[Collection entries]
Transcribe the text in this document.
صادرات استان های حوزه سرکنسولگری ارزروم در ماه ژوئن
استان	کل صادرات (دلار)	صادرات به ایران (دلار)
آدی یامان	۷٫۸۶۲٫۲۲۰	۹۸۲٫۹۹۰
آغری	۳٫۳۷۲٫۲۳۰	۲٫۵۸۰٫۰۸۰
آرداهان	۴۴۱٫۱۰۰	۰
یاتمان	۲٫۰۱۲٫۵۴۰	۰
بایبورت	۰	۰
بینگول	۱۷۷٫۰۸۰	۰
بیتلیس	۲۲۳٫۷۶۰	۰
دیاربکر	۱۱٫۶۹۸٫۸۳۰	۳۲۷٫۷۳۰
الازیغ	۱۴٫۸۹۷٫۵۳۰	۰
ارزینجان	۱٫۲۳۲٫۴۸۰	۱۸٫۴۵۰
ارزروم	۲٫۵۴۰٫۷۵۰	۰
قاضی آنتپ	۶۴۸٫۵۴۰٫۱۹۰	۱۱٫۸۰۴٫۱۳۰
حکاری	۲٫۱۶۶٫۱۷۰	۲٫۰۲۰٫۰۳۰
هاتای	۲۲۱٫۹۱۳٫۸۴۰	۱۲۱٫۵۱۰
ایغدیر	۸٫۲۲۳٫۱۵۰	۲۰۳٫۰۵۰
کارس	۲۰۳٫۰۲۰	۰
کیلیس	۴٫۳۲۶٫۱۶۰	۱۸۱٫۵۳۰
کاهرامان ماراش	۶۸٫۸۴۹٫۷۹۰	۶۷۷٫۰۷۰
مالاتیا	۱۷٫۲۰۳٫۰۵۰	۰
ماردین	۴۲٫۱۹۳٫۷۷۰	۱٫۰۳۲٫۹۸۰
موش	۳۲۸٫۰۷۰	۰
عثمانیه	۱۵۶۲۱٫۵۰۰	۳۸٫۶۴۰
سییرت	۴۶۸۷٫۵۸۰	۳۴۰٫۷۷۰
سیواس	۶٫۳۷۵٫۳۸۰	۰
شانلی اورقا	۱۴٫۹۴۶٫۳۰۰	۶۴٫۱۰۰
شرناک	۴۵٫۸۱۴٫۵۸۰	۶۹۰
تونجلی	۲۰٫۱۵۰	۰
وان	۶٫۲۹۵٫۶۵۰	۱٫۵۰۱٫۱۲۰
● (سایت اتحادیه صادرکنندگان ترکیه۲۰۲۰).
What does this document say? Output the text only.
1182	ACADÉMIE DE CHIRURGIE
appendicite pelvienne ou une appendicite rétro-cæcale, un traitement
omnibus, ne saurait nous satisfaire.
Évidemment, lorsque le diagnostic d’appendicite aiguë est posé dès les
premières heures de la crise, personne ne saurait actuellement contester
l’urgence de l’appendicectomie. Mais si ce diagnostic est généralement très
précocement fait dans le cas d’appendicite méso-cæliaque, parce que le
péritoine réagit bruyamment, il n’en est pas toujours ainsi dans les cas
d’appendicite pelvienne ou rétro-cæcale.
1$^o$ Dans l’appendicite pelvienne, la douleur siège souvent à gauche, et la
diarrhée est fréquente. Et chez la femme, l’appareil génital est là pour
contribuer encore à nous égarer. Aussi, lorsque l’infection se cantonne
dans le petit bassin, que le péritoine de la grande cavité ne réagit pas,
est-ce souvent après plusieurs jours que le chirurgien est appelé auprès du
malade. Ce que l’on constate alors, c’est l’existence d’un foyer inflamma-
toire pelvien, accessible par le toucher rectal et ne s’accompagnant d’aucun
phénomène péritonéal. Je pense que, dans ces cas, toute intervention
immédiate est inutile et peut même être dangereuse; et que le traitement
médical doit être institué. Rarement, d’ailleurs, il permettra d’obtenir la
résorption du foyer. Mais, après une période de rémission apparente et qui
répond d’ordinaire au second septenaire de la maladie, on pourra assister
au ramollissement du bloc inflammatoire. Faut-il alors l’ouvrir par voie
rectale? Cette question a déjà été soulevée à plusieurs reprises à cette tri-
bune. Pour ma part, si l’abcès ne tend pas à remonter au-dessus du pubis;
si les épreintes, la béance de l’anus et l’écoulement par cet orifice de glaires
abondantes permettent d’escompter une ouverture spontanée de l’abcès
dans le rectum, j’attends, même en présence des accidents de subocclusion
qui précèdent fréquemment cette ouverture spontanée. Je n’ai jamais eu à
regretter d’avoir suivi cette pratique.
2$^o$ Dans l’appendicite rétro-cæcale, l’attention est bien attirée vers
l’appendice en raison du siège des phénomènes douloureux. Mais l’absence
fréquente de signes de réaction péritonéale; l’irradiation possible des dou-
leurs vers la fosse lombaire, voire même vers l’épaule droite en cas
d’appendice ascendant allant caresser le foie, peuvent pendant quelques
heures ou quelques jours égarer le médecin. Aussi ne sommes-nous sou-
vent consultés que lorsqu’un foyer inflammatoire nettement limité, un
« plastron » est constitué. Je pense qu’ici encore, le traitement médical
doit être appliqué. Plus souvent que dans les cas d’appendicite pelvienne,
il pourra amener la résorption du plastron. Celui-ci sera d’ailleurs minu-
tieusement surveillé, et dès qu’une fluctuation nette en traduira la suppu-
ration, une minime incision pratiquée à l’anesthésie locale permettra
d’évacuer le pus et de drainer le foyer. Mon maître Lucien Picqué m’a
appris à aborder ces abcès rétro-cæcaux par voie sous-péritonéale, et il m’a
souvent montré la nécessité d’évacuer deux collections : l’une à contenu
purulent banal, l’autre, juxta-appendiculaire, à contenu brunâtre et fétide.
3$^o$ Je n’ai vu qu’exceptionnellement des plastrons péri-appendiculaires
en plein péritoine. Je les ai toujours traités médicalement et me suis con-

> _Exercise aim_: Scan the lines for the string "cæcale". Copy out each line that matches.

> _Expected output_:
appendicite pelvienne ou une appendicite rétro-cæcale, un traitement
d’appendicite pelvienne ou rétro-cæcale.
2$^o$ Dans l’appendicite rétro-cæcale, l’attention est bien attirée vers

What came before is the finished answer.